Lines of data
☆ ☆ ☆ ☆

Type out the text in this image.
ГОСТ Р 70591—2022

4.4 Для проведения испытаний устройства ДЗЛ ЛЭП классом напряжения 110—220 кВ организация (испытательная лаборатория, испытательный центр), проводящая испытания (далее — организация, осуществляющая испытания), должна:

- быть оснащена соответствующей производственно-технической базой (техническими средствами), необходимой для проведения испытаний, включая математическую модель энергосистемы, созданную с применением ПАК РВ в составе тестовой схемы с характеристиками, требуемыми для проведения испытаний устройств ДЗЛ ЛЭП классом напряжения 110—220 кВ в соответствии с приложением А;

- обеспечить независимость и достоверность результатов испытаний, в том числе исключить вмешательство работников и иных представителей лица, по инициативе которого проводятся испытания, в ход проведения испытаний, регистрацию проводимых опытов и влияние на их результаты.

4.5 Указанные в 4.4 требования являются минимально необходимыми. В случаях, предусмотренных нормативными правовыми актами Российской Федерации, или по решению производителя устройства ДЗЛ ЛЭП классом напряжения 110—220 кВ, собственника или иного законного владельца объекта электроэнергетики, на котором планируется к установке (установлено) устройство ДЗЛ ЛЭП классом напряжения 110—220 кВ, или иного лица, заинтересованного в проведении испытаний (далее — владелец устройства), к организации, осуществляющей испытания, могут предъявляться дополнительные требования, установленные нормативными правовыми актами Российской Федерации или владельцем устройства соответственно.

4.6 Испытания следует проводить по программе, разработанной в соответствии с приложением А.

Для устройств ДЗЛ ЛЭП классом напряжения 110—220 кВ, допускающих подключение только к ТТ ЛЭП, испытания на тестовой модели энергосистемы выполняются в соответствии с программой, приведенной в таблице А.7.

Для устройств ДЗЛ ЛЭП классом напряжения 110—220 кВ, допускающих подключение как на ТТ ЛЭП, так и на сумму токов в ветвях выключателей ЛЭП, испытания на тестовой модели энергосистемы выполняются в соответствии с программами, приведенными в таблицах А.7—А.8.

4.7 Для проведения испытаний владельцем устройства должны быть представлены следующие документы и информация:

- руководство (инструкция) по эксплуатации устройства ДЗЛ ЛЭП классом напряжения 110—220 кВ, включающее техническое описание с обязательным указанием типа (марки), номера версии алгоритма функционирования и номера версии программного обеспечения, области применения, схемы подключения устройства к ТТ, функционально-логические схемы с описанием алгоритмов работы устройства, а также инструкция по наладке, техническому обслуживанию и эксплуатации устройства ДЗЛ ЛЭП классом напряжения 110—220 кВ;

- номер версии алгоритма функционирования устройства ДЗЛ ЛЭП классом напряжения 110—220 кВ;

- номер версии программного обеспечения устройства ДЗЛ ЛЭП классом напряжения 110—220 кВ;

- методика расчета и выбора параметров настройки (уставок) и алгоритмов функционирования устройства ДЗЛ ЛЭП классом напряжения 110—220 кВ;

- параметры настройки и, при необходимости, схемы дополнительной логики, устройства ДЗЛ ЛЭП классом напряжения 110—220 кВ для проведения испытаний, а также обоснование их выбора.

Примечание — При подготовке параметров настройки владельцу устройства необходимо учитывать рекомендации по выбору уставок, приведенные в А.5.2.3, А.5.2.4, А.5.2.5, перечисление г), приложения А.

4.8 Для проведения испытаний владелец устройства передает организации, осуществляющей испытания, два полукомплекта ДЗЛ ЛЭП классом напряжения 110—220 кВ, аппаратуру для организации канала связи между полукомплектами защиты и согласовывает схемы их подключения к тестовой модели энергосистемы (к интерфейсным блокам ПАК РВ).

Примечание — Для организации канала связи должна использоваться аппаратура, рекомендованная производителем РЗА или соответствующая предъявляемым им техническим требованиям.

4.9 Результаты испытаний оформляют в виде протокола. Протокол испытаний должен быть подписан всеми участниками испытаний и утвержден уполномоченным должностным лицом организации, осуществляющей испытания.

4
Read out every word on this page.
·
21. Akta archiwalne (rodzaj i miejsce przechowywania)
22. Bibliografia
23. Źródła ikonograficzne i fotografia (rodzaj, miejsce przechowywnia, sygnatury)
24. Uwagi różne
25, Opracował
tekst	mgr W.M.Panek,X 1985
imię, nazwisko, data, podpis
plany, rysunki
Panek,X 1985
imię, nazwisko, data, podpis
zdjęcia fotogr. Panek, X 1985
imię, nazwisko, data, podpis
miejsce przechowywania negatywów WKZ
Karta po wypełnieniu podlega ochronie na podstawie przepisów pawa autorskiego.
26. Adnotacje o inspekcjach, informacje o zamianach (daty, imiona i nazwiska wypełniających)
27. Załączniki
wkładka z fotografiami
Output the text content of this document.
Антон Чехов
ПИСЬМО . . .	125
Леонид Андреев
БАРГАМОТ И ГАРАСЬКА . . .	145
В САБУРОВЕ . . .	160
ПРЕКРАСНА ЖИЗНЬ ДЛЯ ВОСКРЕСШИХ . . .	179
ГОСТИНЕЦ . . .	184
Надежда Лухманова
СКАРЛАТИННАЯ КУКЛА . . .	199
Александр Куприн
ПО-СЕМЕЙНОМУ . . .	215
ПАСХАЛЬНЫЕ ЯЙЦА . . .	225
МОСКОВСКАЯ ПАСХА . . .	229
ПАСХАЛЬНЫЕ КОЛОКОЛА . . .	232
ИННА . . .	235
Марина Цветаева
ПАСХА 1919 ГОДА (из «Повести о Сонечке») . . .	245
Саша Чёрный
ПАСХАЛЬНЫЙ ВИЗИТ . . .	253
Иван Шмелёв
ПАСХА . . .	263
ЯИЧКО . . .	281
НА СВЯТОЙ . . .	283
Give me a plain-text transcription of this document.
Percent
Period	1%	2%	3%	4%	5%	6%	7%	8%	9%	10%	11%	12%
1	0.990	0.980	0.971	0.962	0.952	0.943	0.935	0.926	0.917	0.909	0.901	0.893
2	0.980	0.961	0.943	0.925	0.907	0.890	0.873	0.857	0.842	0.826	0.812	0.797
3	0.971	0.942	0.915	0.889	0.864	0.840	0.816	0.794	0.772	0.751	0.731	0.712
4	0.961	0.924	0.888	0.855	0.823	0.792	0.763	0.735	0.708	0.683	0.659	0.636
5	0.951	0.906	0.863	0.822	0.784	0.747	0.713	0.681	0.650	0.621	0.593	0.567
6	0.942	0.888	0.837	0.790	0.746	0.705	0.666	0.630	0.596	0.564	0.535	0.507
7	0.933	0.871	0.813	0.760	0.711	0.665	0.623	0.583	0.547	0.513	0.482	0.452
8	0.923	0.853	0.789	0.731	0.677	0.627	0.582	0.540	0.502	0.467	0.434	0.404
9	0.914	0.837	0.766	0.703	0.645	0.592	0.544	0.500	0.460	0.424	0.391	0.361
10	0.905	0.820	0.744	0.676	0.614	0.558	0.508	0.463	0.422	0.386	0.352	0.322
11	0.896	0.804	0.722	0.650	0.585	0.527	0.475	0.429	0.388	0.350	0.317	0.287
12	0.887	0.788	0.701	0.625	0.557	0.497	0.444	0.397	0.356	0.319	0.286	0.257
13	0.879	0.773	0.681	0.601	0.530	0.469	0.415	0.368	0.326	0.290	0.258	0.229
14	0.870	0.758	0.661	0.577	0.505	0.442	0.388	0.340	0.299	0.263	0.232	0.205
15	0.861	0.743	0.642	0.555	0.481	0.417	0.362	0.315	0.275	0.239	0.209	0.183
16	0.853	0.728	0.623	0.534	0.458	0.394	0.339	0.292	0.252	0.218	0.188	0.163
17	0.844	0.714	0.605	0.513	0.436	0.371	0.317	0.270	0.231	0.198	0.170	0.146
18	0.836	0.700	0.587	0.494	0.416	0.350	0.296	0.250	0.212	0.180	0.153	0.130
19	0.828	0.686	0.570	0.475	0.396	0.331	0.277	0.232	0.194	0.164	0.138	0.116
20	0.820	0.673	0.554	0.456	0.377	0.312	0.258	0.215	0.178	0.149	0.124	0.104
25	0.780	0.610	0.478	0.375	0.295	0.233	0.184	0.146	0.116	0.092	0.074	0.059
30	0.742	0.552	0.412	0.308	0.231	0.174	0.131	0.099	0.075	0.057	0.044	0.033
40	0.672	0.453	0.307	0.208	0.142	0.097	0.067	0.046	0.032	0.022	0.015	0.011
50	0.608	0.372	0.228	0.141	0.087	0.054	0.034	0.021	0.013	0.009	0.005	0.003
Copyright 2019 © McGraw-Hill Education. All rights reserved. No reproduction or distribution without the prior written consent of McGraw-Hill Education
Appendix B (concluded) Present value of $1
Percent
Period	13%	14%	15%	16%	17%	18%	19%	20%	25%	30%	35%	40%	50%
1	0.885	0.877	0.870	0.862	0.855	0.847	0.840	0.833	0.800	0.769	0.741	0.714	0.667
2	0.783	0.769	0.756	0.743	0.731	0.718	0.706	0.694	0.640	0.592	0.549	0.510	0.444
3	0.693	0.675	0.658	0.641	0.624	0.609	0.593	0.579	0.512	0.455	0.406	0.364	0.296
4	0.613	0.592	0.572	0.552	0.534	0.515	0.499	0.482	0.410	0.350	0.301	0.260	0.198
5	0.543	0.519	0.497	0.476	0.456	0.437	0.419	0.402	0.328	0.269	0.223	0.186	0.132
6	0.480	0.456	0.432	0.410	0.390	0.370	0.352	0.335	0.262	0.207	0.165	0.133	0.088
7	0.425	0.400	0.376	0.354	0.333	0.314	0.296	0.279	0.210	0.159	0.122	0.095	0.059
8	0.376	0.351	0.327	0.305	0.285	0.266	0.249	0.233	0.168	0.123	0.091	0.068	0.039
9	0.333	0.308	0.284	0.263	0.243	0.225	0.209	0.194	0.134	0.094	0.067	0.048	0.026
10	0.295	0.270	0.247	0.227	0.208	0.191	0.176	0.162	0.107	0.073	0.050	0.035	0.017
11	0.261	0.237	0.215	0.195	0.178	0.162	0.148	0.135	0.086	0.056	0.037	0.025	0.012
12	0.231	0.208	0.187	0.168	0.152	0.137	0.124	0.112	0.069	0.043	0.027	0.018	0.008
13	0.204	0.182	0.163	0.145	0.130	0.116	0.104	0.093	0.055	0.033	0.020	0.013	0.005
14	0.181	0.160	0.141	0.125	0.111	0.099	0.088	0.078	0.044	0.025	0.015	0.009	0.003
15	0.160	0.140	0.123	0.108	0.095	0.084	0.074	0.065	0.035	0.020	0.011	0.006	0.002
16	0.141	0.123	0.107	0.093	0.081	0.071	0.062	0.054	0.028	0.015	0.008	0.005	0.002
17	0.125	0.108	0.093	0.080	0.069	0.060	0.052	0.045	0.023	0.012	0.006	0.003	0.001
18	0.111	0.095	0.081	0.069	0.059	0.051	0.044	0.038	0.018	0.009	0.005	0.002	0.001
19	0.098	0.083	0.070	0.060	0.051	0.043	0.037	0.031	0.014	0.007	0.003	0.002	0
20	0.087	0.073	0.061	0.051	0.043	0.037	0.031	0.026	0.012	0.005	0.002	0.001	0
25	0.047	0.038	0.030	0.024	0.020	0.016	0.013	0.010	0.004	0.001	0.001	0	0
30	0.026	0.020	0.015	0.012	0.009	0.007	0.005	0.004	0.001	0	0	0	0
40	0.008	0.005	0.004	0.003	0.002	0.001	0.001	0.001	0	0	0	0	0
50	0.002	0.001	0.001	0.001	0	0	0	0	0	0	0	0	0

☆ ☆ ☆ ☆

EXERCISE AIM: Take each line containing the string "уставок" and copy it out.

REPLY TO THE TASK:
- методика расчета и выбора параметров настройки (уставок) и алгоритмов функционирования устройства ДЗЛ ЛЭП классом напряжения 110—220 кВ;
Примечание — При подготовке параметров настройки владельцу устройства необходимо учитывать рекомендации по выбору уставок, приведенные в А.5.2.3, А.5.2.4, А.5.2.5, перечисление г), приложения А.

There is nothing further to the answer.